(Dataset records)
>> Start

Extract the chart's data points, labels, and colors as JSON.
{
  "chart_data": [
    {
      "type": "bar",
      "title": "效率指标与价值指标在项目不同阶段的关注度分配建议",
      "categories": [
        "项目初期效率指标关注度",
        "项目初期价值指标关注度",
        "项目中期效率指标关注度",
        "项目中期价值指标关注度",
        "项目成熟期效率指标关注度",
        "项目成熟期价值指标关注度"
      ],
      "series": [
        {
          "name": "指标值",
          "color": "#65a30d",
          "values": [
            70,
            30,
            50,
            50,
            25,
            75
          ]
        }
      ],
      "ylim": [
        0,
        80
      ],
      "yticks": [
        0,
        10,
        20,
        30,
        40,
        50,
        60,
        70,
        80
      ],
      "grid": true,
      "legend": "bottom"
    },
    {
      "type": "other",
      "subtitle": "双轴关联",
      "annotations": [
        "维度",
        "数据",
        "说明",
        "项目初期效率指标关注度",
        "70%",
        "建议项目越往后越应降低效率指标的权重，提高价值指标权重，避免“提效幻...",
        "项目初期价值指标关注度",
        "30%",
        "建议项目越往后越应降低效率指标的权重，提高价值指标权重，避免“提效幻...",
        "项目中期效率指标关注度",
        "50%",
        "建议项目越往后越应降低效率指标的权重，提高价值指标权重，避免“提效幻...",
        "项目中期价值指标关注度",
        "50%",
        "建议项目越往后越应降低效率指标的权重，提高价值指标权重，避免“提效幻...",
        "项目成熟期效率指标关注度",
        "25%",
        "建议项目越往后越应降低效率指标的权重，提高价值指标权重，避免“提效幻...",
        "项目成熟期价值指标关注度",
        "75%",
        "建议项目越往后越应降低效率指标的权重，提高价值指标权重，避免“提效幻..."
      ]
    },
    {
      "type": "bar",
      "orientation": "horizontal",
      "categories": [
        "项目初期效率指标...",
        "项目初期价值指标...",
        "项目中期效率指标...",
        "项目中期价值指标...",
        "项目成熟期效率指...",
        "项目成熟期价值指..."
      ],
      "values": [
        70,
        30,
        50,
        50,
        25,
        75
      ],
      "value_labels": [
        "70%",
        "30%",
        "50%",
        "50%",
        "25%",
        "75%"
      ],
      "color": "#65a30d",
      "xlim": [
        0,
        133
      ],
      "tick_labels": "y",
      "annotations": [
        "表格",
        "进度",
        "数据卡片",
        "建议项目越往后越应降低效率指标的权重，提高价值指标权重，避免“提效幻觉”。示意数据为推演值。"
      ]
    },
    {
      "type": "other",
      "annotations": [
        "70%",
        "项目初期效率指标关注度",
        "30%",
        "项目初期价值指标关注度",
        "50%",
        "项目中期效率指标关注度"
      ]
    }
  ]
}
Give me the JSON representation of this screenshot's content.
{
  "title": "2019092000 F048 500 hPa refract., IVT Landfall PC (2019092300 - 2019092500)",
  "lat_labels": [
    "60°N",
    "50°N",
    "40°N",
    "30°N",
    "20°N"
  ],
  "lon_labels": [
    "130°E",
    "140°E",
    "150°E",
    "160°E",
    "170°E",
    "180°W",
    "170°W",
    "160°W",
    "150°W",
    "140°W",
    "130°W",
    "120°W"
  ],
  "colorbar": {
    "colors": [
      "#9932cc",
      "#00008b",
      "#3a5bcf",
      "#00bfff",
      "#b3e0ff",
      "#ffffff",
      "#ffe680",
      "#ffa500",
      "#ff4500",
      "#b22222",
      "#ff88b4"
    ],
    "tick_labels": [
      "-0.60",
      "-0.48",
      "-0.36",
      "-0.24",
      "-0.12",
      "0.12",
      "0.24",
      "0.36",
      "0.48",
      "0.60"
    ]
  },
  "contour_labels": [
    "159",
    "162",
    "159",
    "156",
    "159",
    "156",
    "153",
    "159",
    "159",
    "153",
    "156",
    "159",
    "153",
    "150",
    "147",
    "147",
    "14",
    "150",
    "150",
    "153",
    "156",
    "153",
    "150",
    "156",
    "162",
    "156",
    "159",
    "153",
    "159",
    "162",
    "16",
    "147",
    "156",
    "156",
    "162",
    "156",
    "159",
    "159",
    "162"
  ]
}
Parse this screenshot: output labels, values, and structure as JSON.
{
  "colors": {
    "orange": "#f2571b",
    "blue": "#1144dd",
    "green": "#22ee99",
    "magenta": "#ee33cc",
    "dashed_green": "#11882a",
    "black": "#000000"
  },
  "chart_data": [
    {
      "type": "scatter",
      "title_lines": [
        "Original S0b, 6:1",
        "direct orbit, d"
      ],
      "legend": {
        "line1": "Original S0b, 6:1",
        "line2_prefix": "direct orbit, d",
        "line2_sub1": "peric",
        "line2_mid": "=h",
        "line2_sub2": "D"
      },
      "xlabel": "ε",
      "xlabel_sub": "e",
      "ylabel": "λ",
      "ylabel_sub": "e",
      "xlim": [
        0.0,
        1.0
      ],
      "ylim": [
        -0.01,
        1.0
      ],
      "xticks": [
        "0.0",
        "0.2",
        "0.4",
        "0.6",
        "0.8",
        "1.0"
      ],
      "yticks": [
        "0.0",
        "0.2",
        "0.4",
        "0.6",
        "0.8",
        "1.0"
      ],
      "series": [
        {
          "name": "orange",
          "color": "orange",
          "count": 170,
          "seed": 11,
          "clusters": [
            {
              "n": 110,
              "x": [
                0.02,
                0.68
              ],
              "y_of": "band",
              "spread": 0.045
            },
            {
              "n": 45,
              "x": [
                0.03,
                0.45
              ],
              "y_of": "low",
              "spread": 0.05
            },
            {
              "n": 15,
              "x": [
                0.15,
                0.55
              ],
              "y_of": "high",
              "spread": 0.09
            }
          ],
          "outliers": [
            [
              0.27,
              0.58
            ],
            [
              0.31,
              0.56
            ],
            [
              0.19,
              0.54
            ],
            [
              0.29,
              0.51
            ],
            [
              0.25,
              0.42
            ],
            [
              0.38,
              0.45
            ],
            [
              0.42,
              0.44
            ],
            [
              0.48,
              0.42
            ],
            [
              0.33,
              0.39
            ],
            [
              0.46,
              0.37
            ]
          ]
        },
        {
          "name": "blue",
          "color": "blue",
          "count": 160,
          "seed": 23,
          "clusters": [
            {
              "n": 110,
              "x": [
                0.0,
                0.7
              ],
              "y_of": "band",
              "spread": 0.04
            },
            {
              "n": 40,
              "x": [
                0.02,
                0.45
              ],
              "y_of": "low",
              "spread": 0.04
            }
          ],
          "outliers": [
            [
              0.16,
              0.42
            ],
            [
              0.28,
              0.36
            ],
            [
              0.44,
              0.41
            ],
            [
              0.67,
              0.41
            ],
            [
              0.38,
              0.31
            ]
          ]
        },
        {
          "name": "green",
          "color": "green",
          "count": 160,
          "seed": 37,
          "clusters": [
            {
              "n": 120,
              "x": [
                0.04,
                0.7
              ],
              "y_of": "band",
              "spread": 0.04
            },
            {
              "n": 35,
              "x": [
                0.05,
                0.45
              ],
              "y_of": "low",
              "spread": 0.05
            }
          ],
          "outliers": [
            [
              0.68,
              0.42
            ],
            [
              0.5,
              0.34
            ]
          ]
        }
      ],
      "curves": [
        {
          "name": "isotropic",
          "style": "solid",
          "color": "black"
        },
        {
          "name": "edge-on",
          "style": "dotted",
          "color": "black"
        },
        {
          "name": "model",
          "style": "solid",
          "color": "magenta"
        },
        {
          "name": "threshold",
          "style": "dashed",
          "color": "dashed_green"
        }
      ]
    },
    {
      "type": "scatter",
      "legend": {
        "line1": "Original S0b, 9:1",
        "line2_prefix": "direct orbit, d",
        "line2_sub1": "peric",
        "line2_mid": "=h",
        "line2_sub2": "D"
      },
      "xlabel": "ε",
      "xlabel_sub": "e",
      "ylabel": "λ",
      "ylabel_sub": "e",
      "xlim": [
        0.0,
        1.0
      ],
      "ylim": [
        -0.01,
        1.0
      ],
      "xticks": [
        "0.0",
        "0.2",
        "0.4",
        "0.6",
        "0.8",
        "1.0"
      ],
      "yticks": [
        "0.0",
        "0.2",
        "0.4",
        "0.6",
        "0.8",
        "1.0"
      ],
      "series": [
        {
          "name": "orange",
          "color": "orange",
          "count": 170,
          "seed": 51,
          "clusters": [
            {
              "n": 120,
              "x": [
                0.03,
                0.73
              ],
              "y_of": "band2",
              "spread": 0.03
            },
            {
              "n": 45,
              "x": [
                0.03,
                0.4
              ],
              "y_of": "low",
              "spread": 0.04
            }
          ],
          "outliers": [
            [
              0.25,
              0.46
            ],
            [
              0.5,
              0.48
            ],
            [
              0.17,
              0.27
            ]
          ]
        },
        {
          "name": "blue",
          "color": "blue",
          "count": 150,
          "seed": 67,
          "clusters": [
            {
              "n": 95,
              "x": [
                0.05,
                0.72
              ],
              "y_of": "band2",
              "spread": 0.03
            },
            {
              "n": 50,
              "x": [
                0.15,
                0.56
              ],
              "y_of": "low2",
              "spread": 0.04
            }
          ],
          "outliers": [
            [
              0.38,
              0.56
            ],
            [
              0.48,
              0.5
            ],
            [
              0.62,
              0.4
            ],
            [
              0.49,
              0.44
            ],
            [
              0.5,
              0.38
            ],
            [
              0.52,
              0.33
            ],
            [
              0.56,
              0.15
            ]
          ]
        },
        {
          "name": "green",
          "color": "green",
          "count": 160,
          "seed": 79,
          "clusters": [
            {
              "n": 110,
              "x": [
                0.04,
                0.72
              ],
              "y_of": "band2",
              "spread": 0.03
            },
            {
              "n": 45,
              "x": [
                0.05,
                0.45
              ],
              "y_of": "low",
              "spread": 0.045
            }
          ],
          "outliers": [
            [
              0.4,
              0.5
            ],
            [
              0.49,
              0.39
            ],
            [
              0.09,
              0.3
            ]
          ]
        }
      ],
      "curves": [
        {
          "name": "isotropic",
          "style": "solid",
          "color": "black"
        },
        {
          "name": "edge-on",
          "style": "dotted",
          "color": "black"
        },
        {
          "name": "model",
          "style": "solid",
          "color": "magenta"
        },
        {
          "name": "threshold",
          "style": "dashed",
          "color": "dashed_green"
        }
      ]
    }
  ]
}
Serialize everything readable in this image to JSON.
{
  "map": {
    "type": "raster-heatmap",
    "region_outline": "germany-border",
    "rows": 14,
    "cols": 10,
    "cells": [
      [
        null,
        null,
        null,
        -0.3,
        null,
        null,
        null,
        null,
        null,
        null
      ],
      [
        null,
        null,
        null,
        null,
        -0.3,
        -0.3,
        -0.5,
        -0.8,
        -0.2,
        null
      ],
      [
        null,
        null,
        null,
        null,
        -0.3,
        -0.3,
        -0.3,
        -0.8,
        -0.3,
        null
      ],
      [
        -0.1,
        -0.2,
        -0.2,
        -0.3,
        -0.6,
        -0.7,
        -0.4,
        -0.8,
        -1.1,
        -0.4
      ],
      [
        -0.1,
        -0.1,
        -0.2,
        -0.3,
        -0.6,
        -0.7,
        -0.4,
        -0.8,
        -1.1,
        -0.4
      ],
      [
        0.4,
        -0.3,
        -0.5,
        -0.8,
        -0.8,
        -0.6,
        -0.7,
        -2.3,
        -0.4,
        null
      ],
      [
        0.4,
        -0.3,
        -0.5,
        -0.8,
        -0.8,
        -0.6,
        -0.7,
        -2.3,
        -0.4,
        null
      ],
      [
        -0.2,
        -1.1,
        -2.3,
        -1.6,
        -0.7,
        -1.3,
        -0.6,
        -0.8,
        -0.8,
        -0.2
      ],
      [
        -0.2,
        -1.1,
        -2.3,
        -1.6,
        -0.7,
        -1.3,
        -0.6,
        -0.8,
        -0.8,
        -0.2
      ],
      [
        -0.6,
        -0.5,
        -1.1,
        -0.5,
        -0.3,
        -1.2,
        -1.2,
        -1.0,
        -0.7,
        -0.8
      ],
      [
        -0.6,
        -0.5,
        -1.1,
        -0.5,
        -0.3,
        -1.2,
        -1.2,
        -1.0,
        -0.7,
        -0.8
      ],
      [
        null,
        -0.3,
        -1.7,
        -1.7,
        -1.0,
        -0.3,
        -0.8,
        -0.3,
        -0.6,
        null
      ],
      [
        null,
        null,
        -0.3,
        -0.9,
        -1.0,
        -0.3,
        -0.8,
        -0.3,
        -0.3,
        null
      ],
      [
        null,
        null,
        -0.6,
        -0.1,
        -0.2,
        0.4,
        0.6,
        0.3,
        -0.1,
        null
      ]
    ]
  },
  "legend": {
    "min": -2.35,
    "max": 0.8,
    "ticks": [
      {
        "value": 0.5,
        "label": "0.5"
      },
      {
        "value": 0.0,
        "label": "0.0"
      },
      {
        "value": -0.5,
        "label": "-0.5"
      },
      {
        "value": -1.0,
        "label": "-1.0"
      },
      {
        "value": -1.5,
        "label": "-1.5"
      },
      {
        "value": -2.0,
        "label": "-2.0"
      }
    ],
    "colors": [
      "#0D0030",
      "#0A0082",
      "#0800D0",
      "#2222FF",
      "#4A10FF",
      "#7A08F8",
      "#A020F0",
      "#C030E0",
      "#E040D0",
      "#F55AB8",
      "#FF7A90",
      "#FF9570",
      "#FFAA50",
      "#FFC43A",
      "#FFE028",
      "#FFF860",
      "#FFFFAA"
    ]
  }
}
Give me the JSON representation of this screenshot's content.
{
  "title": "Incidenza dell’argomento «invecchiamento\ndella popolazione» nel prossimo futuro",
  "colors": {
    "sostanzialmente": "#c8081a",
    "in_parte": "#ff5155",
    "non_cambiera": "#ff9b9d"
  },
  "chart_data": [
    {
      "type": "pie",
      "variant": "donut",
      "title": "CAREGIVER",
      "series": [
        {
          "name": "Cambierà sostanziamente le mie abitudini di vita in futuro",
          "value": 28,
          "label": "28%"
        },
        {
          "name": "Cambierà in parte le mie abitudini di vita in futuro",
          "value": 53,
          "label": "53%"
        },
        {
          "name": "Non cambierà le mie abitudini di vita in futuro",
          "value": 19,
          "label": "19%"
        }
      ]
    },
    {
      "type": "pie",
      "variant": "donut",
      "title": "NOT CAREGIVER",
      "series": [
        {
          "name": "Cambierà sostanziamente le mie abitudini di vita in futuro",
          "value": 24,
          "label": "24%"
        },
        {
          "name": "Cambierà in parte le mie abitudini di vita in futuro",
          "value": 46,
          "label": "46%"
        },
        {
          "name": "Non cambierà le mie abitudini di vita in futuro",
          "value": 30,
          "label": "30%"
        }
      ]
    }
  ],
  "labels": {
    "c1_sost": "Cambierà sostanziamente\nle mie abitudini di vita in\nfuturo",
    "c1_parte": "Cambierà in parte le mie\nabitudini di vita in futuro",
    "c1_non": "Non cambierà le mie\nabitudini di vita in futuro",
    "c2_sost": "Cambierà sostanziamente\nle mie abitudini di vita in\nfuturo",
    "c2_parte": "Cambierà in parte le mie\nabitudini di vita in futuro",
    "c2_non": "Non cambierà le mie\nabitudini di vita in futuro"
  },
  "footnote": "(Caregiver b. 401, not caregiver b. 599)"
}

>> End

# WHAT YOU HAVE TO DO
Pull every line containing "seed" out of the records.

# FINISHED TASK
          "seed": 11,
          "seed": 23,
          "seed": 37,
          "seed": 51,
          "seed": 67,
          "seed": 79,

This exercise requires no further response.